(Source data)
****

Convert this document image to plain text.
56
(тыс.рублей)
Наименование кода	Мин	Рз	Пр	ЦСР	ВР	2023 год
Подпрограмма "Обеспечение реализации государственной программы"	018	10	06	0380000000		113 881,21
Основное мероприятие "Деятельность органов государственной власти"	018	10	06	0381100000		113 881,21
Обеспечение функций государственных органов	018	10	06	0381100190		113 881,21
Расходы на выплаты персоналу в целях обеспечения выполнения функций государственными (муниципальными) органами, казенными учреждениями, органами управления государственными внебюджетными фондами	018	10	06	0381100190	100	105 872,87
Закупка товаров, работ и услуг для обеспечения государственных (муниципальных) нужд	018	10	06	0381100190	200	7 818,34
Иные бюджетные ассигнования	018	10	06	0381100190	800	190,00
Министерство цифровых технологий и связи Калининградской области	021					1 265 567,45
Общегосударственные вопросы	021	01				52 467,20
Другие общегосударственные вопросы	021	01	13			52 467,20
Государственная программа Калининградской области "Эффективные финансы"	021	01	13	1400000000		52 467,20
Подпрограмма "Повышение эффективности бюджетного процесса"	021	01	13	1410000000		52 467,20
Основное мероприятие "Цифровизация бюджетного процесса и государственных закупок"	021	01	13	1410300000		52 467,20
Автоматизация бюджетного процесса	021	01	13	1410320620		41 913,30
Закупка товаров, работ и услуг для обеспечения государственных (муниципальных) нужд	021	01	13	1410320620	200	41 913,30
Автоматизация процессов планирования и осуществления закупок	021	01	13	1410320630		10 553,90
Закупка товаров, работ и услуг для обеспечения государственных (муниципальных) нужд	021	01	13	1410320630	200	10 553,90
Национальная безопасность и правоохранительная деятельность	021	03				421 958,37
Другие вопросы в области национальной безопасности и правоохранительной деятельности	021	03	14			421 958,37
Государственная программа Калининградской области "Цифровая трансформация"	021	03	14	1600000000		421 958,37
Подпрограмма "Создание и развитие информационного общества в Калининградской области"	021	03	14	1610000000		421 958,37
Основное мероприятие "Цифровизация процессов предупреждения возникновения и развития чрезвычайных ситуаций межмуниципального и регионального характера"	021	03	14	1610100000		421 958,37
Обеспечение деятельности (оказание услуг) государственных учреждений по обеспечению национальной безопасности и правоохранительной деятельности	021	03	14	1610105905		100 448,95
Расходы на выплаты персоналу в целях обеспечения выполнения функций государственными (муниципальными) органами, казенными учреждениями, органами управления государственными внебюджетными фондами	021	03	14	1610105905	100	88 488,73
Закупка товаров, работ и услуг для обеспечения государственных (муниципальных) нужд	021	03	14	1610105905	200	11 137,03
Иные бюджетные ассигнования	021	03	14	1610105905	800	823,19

****

### EXERCISE GOAL
Repeat all the entries exactly as given.

### TASK SOLUTION
Convert this document image to plain text.
56
(тыс.рублей)
Наименование кода	Мин	Рз	Пр	ЦСР	ВР	2023 год
Подпрограмма "Обеспечение реализации государственной программы"	018	10	06	0380000000		113 881,21
Основное мероприятие "Деятельность органов государственной власти"	018	10	06	0381100000		113 881,21
Обеспечение функций государственных органов	018	10	06	0381100190		113 881,21
Расходы на выплаты персоналу в целях обеспечения выполнения функций государственными (муниципальными) органами, казенными учреждениями, органами управления государственными внебюджетными фондами	018	10	06	0381100190	100	105 872,87
Закупка товаров, работ и услуг для обеспечения государственных (муниципальных) нужд	018	10	06	0381100190	200	7 818,34
Иные бюджетные ассигнования	018	10	06	0381100190	800	190,00
Министерство цифровых технологий и связи Калининградской области	021					1 265 567,45
Общегосударственные вопросы	021	01				52 467,20
Другие общегосударственные вопросы	021	01	13			52 467,20
Государственная программа Калининградской области "Эффективные финансы"	021	01	13	1400000000		52 467,20
Подпрограмма "Повышение эффективности бюджетного процесса"	021	01	13	1410000000		52 467,20
Основное мероприятие "Цифровизация бюджетного процесса и государственных закупок"	021	01	13	1410300000		52 467,20
Автоматизация бюджетного процесса	021	01	13	1410320620		41 913,30
Закупка товаров, работ и услуг для обеспечения государственных (муниципальных) нужд	021	01	13	1410320620	200	41 913,30
Автоматизация процессов планирования и осуществления закупок	021	01	13	1410320630		10 553,90
Закупка товаров, работ и услуг для обеспечения государственных (муниципальных) нужд	021	01	13	1410320630	200	10 553,90
Национальная безопасность и правоохранительная деятельность	021	03				421 958,37
Другие вопросы в области национальной безопасности и правоохранительной деятельности	021	03	14			421 958,37
Государственная программа Калининградской области "Цифровая трансформация"	021	03	14	1600000000		421 958,37
Подпрограмма "Создание и развитие информационного общества в Калининградской области"	021	03	14	1610000000		421 958,37
Основное мероприятие "Цифровизация процессов предупреждения возникновения и развития чрезвычайных ситуаций межмуниципального и регионального характера"	021	03	14	1610100000		421 958,37
Обеспечение деятельности (оказание услуг) государственных учреждений по обеспечению национальной безопасности и правоохранительной деятельности	021	03	14	1610105905		100 448,95
Расходы на выплаты персоналу в целях обеспечения выполнения функций государственными (муниципальными) органами, казенными учреждениями, органами управления государственными внебюджетными фондами	021	03	14	1610105905	100	88 488,73
Закупка товаров, работ и услуг для обеспечения государственных (муниципальных) нужд	021	03	14	1610105905	200	11 137,03
Иные бюджетные ассигнования	021	03	14	1610105905	800	823,19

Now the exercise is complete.